··· Dataset excerpts ···

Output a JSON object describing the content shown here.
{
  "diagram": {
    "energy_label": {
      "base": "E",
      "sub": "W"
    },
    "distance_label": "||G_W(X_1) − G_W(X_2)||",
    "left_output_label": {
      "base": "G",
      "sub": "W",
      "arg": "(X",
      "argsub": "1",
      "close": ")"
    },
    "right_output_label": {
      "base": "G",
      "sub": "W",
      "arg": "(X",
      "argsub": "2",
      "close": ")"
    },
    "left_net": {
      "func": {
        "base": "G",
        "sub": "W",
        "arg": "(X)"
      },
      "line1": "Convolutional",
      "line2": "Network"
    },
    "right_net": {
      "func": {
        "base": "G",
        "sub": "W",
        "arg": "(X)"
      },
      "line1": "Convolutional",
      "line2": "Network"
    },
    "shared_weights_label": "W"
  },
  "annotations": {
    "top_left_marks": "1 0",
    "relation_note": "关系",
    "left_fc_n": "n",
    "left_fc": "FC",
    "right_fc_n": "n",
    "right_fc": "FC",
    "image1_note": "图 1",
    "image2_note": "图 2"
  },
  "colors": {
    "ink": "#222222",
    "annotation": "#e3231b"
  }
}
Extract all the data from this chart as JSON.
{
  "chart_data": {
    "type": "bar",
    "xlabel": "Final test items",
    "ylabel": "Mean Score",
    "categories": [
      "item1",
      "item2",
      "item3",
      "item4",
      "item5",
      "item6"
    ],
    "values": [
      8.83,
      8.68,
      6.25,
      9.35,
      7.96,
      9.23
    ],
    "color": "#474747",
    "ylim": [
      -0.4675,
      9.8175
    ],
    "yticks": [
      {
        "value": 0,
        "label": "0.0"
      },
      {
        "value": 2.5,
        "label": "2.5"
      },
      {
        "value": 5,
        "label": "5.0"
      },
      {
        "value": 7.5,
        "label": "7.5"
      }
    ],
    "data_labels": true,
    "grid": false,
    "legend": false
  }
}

···

Return the material exactly as it stands.

▶ _Response to this exercise_:
Output a JSON object describing the content shown here.
{
  "diagram": {
    "energy_label": {
      "base": "E",
      "sub": "W"
    },
    "distance_label": "||G_W(X_1) − G_W(X_2)||",
    "left_output_label": {
      "base": "G",
      "sub": "W",
      "arg": "(X",
      "argsub": "1",
      "close": ")"
    },
    "right_output_label": {
      "base": "G",
      "sub": "W",
      "arg": "(X",
      "argsub": "2",
      "close": ")"
    },
    "left_net": {
      "func": {
        "base": "G",
        "sub": "W",
        "arg": "(X)"
      },
      "line1": "Convolutional",
      "line2": "Network"
    },
    "right_net": {
      "func": {
        "base": "G",
        "sub": "W",
        "arg": "(X)"
      },
      "line1": "Convolutional",
      "line2": "Network"
    },
    "shared_weights_label": "W"
  },
  "annotations": {
    "top_left_marks": "1 0",
    "relation_note": "关系",
    "left_fc_n": "n",
    "left_fc": "FC",
    "right_fc_n": "n",
    "right_fc": "FC",
    "image1_note": "图 1",
    "image2_note": "图 2"
  },
  "colors": {
    "ink": "#222222",
    "annotation": "#e3231b"
  }
}
Extract all the data from this chart as JSON.
{
  "chart_data": {
    "type": "bar",
    "xlabel": "Final test items",
    "ylabel": "Mean Score",
    "categories": [
      "item1",
      "item2",
      "item3",
      "item4",
      "item5",
      "item6"
    ],
    "values": [
      8.83,
      8.68,
      6.25,
      9.35,
      7.96,
      9.23
    ],
    "color": "#474747",
    "ylim": [
      -0.4675,
      9.8175
    ],
    "yticks": [
      {
        "value": 0,
        "label": "0.0"
      },
      {
        "value": 2.5,
        "label": "2.5"
      },
      {
        "value": 5,
        "label": "5.0"
      },
      {
        "value": 7.5,
        "label": "7.5"
      }
    ],
    "data_labels": true,
    "grid": false,
    "legend": false
  }
}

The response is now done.